[Extracted records]
>> BEGIN
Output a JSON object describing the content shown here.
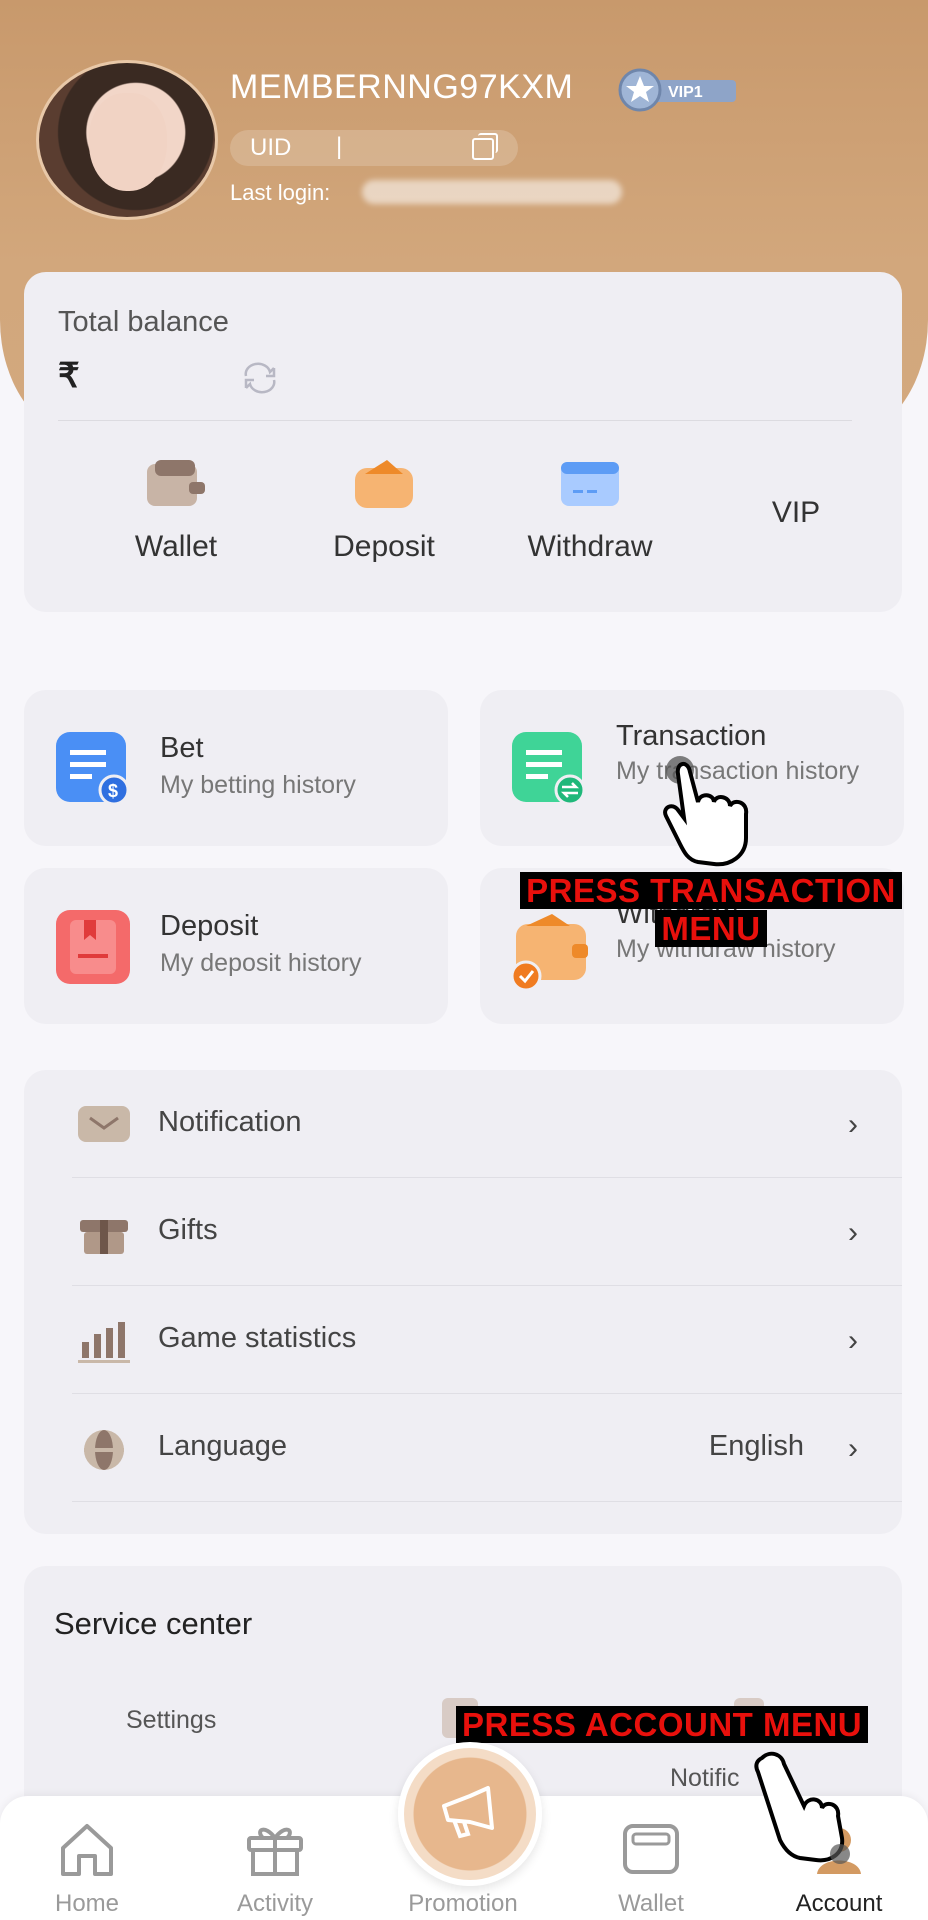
{
  "profile": {
    "username": "MEMBERNNG97KXM",
    "vip_badge": "VIP1",
    "uid_label": "UID",
    "uid_separator": "|",
    "last_login_label": "Last login:"
  },
  "balance": {
    "title": "Total balance",
    "currency_symbol": "₹"
  },
  "quick_actions": [
    {
      "label": "Wallet",
      "icon": "wallet-icon"
    },
    {
      "label": "Deposit",
      "icon": "deposit-icon"
    },
    {
      "label": "Withdraw",
      "icon": "withdraw-icon"
    },
    {
      "label": "VIP",
      "icon": ""
    }
  ],
  "history": {
    "bet": {
      "title": "Bet",
      "subtitle": "My betting history"
    },
    "transaction": {
      "title": "Transaction",
      "subtitle": "My transaction history"
    },
    "deposit": {
      "title": "Deposit",
      "subtitle": "My deposit history"
    },
    "withdraw": {
      "title": "Withdraw",
      "subtitle": "My withdraw history"
    }
  },
  "menu": {
    "notification": "Notification",
    "gifts": "Gifts",
    "game_statistics": "Game statistics",
    "language": "Language",
    "language_value": "English",
    "chevron": "›"
  },
  "service": {
    "title": "Service center",
    "settings": "Settings",
    "notification": "Notific"
  },
  "overlays": {
    "transaction_line1": "PRESS TRANSACTION",
    "transaction_line2": "MENU",
    "account": "PRESS ACCOUNT MENU"
  },
  "tabs": [
    {
      "label": "Home",
      "icon": "home-icon"
    },
    {
      "label": "Activity",
      "icon": "gift-icon"
    },
    {
      "label": "Promotion",
      "icon": "megaphone-icon"
    },
    {
      "label": "Wallet",
      "icon": "wallet-icon"
    },
    {
      "label": "Account",
      "icon": "account-icon"
    }
  ],
  "colors": {
    "header": "#c8996c",
    "accent_red": "#e8100c",
    "card": "#efeef3",
    "bet_icon": "#4a8ff5",
    "transaction_icon": "#3fd497",
    "deposit_icon": "#f46a6a",
    "withdraw_icon": "#f0a55c"
  }
}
>> END
Transcribe the records verbatim and omit the images.

Output a JSON object describing the content shown here.
{
  "profile": {
    "username": "MEMBERNNG97KXM",
    "vip_badge": "VIP1",
    "uid_label": "UID",
    "uid_separator": "|",
    "last_login_label": "Last login:"
  },
  "balance": {
    "title": "Total balance",
    "currency_symbol": "₹"
  },
  "quick_actions": [
    {
      "label": "Wallet",
      "icon": "wallet-icon"
    },
    {
      "label": "Deposit",
      "icon": "deposit-icon"
    },
    {
      "label": "Withdraw",
      "icon": "withdraw-icon"
    },
    {
      "label": "VIP",
      "icon": ""
    }
  ],
  "history": {
    "bet": {
      "title": "Bet",
      "subtitle": "My betting history"
    },
    "transaction": {
      "title": "Transaction",
      "subtitle": "My transaction history"
    },
    "deposit": {
      "title": "Deposit",
      "subtitle": "My deposit history"
    },
    "withdraw": {
      "title": "Withdraw",
      "subtitle": "My withdraw history"
    }
  },
  "menu": {
    "notification": "Notification",
    "gifts": "Gifts",
    "game_statistics": "Game statistics",
    "language": "Language",
    "language_value": "English",
    "chevron": "›"
  },
  "service": {
    "title": "Service center",
    "settings": "Settings",
    "notification": "Notific"
  },
  "overlays": {
    "transaction_line1": "PRESS TRANSACTION",
    "transaction_line2": "MENU",
    "account": "PRESS ACCOUNT MENU"
  },
  "tabs": [
    {
      "label": "Home",
      "icon": "home-icon"
    },
    {
      "label": "Activity",
      "icon": "gift-icon"
    },
    {
      "label": "Promotion",
      "icon": "megaphone-icon"
    },
    {
      "label": "Wallet",
      "icon": "wallet-icon"
    },
    {
      "label": "Account",
      "icon": "account-icon"
    }
  ],
  "colors": {
    "header": "#c8996c",
    "accent_red": "#e8100c",
    "card": "#efeef3",
    "bet_icon": "#4a8ff5",
    "transaction_icon": "#3fd497",
    "deposit_icon": "#f46a6a",
    "withdraw_icon": "#f0a55c"
  }
}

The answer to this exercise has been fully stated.